(Entries with figure data)
—————

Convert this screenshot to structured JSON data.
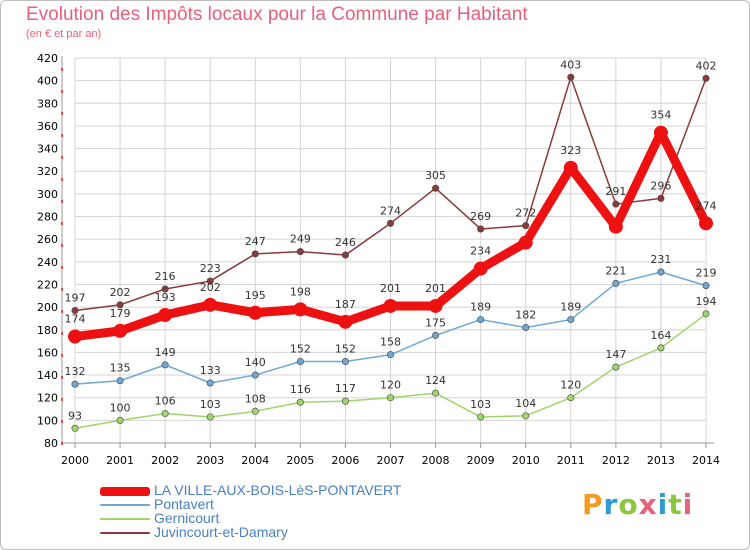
{
  "header": {
    "title": "Evolution des Impôts locaux pour la Commune par Habitant",
    "subtitle": "(en € et par an)"
  },
  "logo": {
    "text": "Proxiti",
    "colors": [
      "#f39a1f",
      "#2f9ad6",
      "#8cc63f",
      "#e8607a",
      "#2f9ad6",
      "#8cc63f",
      "#e8607a"
    ]
  },
  "chart_data": {
    "type": "line",
    "x": [
      "2000",
      "2001",
      "2002",
      "2003",
      "2004",
      "2005",
      "2006",
      "2007",
      "2008",
      "2009",
      "2010",
      "2011",
      "2012",
      "2013",
      "2014"
    ],
    "ylim": [
      80,
      420
    ],
    "yticks": [
      80,
      100,
      120,
      140,
      160,
      180,
      200,
      220,
      240,
      260,
      280,
      300,
      320,
      340,
      360,
      380,
      400,
      420
    ],
    "grid": true,
    "series": [
      {
        "name": "LA VILLE-AUX-BOIS-LèS-PONTAVERT",
        "color": "#ee1111",
        "width": 9,
        "values": [
          174,
          179,
          193,
          202,
          195,
          198,
          187,
          201,
          201,
          234,
          257,
          323,
          271,
          354,
          274
        ],
        "labels": [
          "174",
          "179",
          "193",
          "202",
          "195",
          "198",
          "187",
          "201",
          "201",
          "234",
          "",
          "323",
          "",
          "354",
          "274"
        ]
      },
      {
        "name": "Pontavert",
        "color": "#6fa8d6",
        "width": 1.5,
        "values": [
          132,
          135,
          149,
          133,
          140,
          152,
          152,
          158,
          175,
          189,
          182,
          189,
          221,
          231,
          219
        ],
        "labels": [
          "132",
          "135",
          "149",
          "133",
          "140",
          "152",
          "152",
          "158",
          "175",
          "189",
          "182",
          "189",
          "221",
          "231",
          "219"
        ]
      },
      {
        "name": "Gernicourt",
        "color": "#9fd66a",
        "width": 1.5,
        "values": [
          93,
          100,
          106,
          103,
          108,
          116,
          117,
          120,
          124,
          103,
          104,
          120,
          147,
          164,
          194
        ],
        "labels": [
          "93",
          "100",
          "106",
          "103",
          "108",
          "116",
          "117",
          "120",
          "124",
          "103",
          "104",
          "120",
          "147",
          "164",
          "194"
        ]
      },
      {
        "name": "Juvincourt-et-Damary",
        "color": "#8b3a3a",
        "width": 1.5,
        "values": [
          197,
          202,
          216,
          223,
          247,
          249,
          246,
          274,
          305,
          269,
          272,
          403,
          291,
          296,
          402
        ],
        "labels": [
          "197",
          "202",
          "216",
          "223",
          "247",
          "249",
          "246",
          "274",
          "305",
          "269",
          "272",
          "403",
          "291",
          "296",
          "402"
        ]
      }
    ]
  }
}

—————

* [Task to carry out]:
Return the material exactly as given, apart from the pictures.

* [Answer below]:
Convert this screenshot to structured JSON data.
{
  "header": {
    "title": "Evolution des Impôts locaux pour la Commune par Habitant",
    "subtitle": "(en € et par an)"
  },
  "logo": {
    "text": "Proxiti",
    "colors": [
      "#f39a1f",
      "#2f9ad6",
      "#8cc63f",
      "#e8607a",
      "#2f9ad6",
      "#8cc63f",
      "#e8607a"
    ]
  },
  "chart_data": {
    "type": "line",
    "x": [
      "2000",
      "2001",
      "2002",
      "2003",
      "2004",
      "2005",
      "2006",
      "2007",
      "2008",
      "2009",
      "2010",
      "2011",
      "2012",
      "2013",
      "2014"
    ],
    "ylim": [
      80,
      420
    ],
    "yticks": [
      80,
      100,
      120,
      140,
      160,
      180,
      200,
      220,
      240,
      260,
      280,
      300,
      320,
      340,
      360,
      380,
      400,
      420
    ],
    "grid": true,
    "series": [
      {
        "name": "LA VILLE-AUX-BOIS-LèS-PONTAVERT",
        "color": "#ee1111",
        "width": 9,
        "values": [
          174,
          179,
          193,
          202,
          195,
          198,
          187,
          201,
          201,
          234,
          257,
          323,
          271,
          354,
          274
        ],
        "labels": [
          "174",
          "179",
          "193",
          "202",
          "195",
          "198",
          "187",
          "201",
          "201",
          "234",
          "",
          "323",
          "",
          "354",
          "274"
        ]
      },
      {
        "name": "Pontavert",
        "color": "#6fa8d6",
        "width": 1.5,
        "values": [
          132,
          135,
          149,
          133,
          140,
          152,
          152,
          158,
          175,
          189,
          182,
          189,
          221,
          231,
          219
        ],
        "labels": [
          "132",
          "135",
          "149",
          "133",
          "140",
          "152",
          "152",
          "158",
          "175",
          "189",
          "182",
          "189",
          "221",
          "231",
          "219"
        ]
      },
      {
        "name": "Gernicourt",
        "color": "#9fd66a",
        "width": 1.5,
        "values": [
          93,
          100,
          106,
          103,
          108,
          116,
          117,
          120,
          124,
          103,
          104,
          120,
          147,
          164,
          194
        ],
        "labels": [
          "93",
          "100",
          "106",
          "103",
          "108",
          "116",
          "117",
          "120",
          "124",
          "103",
          "104",
          "120",
          "147",
          "164",
          "194"
        ]
      },
      {
        "name": "Juvincourt-et-Damary",
        "color": "#8b3a3a",
        "width": 1.5,
        "values": [
          197,
          202,
          216,
          223,
          247,
          249,
          246,
          274,
          305,
          269,
          272,
          403,
          291,
          296,
          402
        ],
        "labels": [
          "197",
          "202",
          "216",
          "223",
          "247",
          "249",
          "246",
          "274",
          "305",
          "269",
          "272",
          "403",
          "291",
          "296",
          "402"
        ]
      }
    ]
  }
}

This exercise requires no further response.